**Passage shown**

○ ○ ○ ○

Saturday, September 29, 2012

Romney and Europe


Just a few weeks more to go to the US presidential elections 2012. In the last leg of the race I've been thinking maybe Mr. Romney could use our help and support, "we" in this case being European conservatives. 

But wait a minute. While I've been thinking, Mr. Romney has been talking.

Some of the people he has talked about are Europeans, people who in his view exemplify exactly what NOT to be, or do. He is talking about socialists, of course. Now, we must admit there are people in this part of the world (Europe) who do deserve – or even claim - the label Socialist, and who have done much over the years to complicate – if not to say damage - the economies and social systems of our region. There are loads of people over here who have been allowed to make a living on government money (mostly legally, that's the rub), and who see it as their right to have others finance their life. The pattern Romney describes as all-European is familiar to us.

○ ○ ○ ○

**Provided material**
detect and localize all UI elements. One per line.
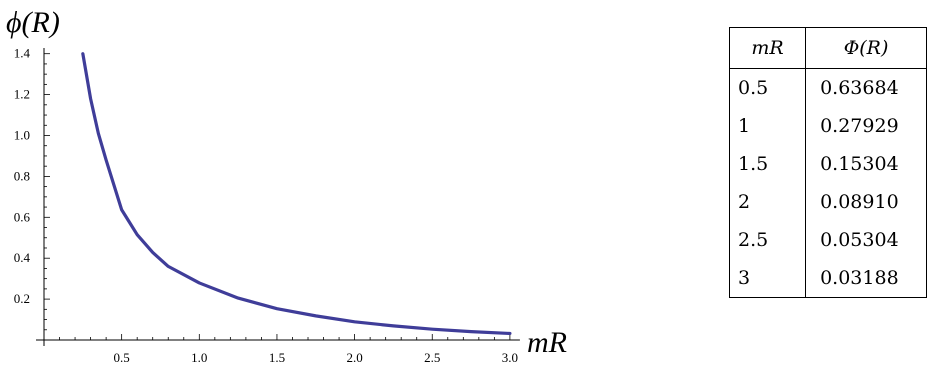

○ ○ ○ ○

**Job A**
In the Romney post, whom does the writer mean by "we" when suggesting that Mr. Romney could use help and support?
**Job B**
Echo the Romney post word for word, from "Romney and Europe" to "this case being European conservatives.".

**Answer A**
European conservatives.

**Answer B**
Romney and Europe


Just a few weeks more to go to the US presidential elections 2012. In the last leg of the race I've been thinking maybe Mr. Romney could use our help and support, "we" in this case being European conservatives.